**Task instructions**. Rewrite the lines below, replacing each occurrence of "data-point" with "plot-point" and leaving everything else unchanged.

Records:
▬▬▬▬▬▬
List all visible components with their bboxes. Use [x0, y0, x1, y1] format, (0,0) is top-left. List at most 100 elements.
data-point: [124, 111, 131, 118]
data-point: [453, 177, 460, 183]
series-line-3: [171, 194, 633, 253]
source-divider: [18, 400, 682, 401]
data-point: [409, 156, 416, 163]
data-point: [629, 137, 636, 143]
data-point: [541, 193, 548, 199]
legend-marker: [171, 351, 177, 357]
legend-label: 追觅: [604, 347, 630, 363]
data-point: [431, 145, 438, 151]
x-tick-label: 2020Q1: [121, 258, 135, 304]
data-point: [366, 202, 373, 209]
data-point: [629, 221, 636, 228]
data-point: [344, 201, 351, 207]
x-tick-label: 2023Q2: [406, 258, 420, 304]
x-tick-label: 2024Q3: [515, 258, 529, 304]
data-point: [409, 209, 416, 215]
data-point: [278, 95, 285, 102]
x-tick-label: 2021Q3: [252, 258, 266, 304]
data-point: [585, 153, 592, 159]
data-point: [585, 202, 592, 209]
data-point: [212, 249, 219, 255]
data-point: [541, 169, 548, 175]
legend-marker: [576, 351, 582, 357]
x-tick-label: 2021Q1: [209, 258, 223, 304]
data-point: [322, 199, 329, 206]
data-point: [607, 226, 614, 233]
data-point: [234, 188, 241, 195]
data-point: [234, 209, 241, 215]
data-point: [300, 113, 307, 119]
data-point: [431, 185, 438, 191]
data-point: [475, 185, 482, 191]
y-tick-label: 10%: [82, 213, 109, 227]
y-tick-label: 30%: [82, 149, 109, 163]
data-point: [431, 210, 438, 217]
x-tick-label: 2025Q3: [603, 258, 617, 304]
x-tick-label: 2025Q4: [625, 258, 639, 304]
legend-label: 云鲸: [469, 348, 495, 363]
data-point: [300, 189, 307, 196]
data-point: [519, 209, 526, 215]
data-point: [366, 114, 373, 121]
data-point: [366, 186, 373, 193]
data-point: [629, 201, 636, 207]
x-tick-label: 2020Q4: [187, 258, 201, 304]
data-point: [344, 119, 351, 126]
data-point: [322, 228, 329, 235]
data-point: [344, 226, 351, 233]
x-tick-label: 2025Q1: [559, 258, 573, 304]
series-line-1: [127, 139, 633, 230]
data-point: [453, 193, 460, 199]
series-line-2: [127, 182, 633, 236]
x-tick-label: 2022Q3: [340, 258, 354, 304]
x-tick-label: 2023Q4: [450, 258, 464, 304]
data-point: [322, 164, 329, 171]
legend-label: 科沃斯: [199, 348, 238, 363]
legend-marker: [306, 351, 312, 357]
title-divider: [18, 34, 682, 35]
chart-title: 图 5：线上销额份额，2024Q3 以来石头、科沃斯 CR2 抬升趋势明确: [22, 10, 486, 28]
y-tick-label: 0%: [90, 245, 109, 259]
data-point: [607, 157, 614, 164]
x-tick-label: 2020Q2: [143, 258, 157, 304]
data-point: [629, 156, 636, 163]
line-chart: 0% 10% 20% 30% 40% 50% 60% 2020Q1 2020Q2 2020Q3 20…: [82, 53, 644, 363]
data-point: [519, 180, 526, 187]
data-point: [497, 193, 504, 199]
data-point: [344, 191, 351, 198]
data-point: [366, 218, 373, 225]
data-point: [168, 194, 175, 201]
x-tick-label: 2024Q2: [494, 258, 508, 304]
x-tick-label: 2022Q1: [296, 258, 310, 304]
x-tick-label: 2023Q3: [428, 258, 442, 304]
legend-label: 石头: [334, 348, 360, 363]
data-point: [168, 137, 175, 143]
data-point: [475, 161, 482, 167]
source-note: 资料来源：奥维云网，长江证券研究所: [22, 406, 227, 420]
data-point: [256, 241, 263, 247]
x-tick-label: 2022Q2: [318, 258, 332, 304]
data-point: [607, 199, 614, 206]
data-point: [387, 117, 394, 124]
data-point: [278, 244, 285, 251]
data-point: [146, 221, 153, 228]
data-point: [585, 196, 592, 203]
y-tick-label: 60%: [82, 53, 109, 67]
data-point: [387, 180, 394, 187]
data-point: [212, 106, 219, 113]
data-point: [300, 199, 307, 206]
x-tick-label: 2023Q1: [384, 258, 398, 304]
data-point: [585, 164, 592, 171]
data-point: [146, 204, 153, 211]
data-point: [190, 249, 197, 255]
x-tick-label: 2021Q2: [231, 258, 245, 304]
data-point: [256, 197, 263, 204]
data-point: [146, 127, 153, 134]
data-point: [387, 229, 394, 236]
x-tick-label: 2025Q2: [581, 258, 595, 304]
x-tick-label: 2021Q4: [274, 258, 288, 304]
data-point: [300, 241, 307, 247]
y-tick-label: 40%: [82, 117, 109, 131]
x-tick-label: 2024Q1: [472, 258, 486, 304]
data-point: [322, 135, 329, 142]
▬▬▬▬▬▬
**Result for this exercise**.
List all visible components with their bboxes. Use [x0, y0, x1, y1] format, (0,0) is top-left. List at most 100 elements.
plot-point: [124, 111, 131, 118]
plot-point: [453, 177, 460, 183]
series-line-3: [171, 194, 633, 253]
source-divider: [18, 400, 682, 401]
plot-point: [409, 156, 416, 163]
plot-point: [629, 137, 636, 143]
plot-point: [541, 193, 548, 199]
legend-marker: [171, 351, 177, 357]
legend-label: 追觅: [604, 347, 630, 363]
plot-point: [431, 145, 438, 151]
x-tick-label: 2020Q1: [121, 258, 135, 304]
plot-point: [366, 202, 373, 209]
plot-point: [629, 221, 636, 228]
plot-point: [344, 201, 351, 207]
x-tick-label: 2023Q2: [406, 258, 420, 304]
x-tick-label: 2024Q3: [515, 258, 529, 304]
plot-point: [409, 209, 416, 215]
plot-point: [278, 95, 285, 102]
x-tick-label: 2021Q3: [252, 258, 266, 304]
plot-point: [585, 153, 592, 159]
plot-point: [585, 202, 592, 209]
plot-point: [212, 249, 219, 255]
plot-point: [541, 169, 548, 175]
legend-marker: [576, 351, 582, 357]
x-tick-label: 2021Q1: [209, 258, 223, 304]
plot-point: [322, 199, 329, 206]
plot-point: [607, 226, 614, 233]
plot-point: [234, 188, 241, 195]
plot-point: [234, 209, 241, 215]
plot-point: [300, 113, 307, 119]
plot-point: [431, 185, 438, 191]
plot-point: [475, 185, 482, 191]
y-tick-label: 10%: [82, 213, 109, 227]
y-tick-label: 30%: [82, 149, 109, 163]
plot-point: [431, 210, 438, 217]
x-tick-label: 2025Q3: [603, 258, 617, 304]
x-tick-label: 2025Q4: [625, 258, 639, 304]
legend-label: 云鲸: [469, 348, 495, 363]
plot-point: [300, 189, 307, 196]
plot-point: [519, 209, 526, 215]
plot-point: [366, 114, 373, 121]
plot-point: [366, 186, 373, 193]
plot-point: [629, 201, 636, 207]
x-tick-label: 2020Q4: [187, 258, 201, 304]
plot-point: [344, 119, 351, 126]
plot-point: [322, 228, 329, 235]
plot-point: [344, 226, 351, 233]
x-tick-label: 2025Q1: [559, 258, 573, 304]
series-line-1: [127, 139, 633, 230]
plot-point: [453, 193, 460, 199]
series-line-2: [127, 182, 633, 236]
x-tick-label: 2022Q3: [340, 258, 354, 304]
x-tick-label: 2023Q4: [450, 258, 464, 304]
plot-point: [322, 164, 329, 171]
legend-label: 科沃斯: [199, 348, 238, 363]
legend-marker: [306, 351, 312, 357]
title-divider: [18, 34, 682, 35]
chart-title: 图 5：线上销额份额，2024Q3 以来石头、科沃斯 CR2 抬升趋势明确: [22, 10, 486, 28]
y-tick-label: 0%: [90, 245, 109, 259]
plot-point: [607, 157, 614, 164]
x-tick-label: 2020Q2: [143, 258, 157, 304]
plot-point: [629, 156, 636, 163]
line-chart: 0% 10% 20% 30% 40% 50% 60% 2020Q1 2020Q2 2020Q3 20…: [82, 53, 644, 363]
plot-point: [519, 180, 526, 187]
plot-point: [497, 193, 504, 199]
plot-point: [344, 191, 351, 198]
plot-point: [366, 218, 373, 225]
plot-point: [168, 194, 175, 201]
x-tick-label: 2024Q2: [494, 258, 508, 304]
x-tick-label: 2022Q1: [296, 258, 310, 304]
x-tick-label: 2023Q3: [428, 258, 442, 304]
legend-label: 石头: [334, 348, 360, 363]
plot-point: [168, 137, 175, 143]
plot-point: [475, 161, 482, 167]
source-note: 资料来源：奥维云网，长江证券研究所: [22, 406, 227, 420]
plot-point: [256, 241, 263, 247]
x-tick-label: 2022Q2: [318, 258, 332, 304]
plot-point: [607, 199, 614, 206]
plot-point: [387, 117, 394, 124]
plot-point: [278, 244, 285, 251]
plot-point: [146, 221, 153, 228]
plot-point: [585, 196, 592, 203]
y-tick-label: 60%: [82, 53, 109, 67]
plot-point: [387, 180, 394, 187]
plot-point: [212, 106, 219, 113]
plot-point: [300, 199, 307, 206]
x-tick-label: 2023Q1: [384, 258, 398, 304]
plot-point: [585, 164, 592, 171]
plot-point: [146, 204, 153, 211]
plot-point: [190, 249, 197, 255]
x-tick-label: 2021Q2: [231, 258, 245, 304]
plot-point: [256, 197, 263, 204]
plot-point: [146, 127, 153, 134]
plot-point: [387, 229, 394, 236]
x-tick-label: 2025Q2: [581, 258, 595, 304]
x-tick-label: 2021Q4: [274, 258, 288, 304]
plot-point: [300, 241, 307, 247]
y-tick-label: 40%: [82, 117, 109, 131]
x-tick-label: 2024Q1: [472, 258, 486, 304]
plot-point: [322, 135, 329, 142]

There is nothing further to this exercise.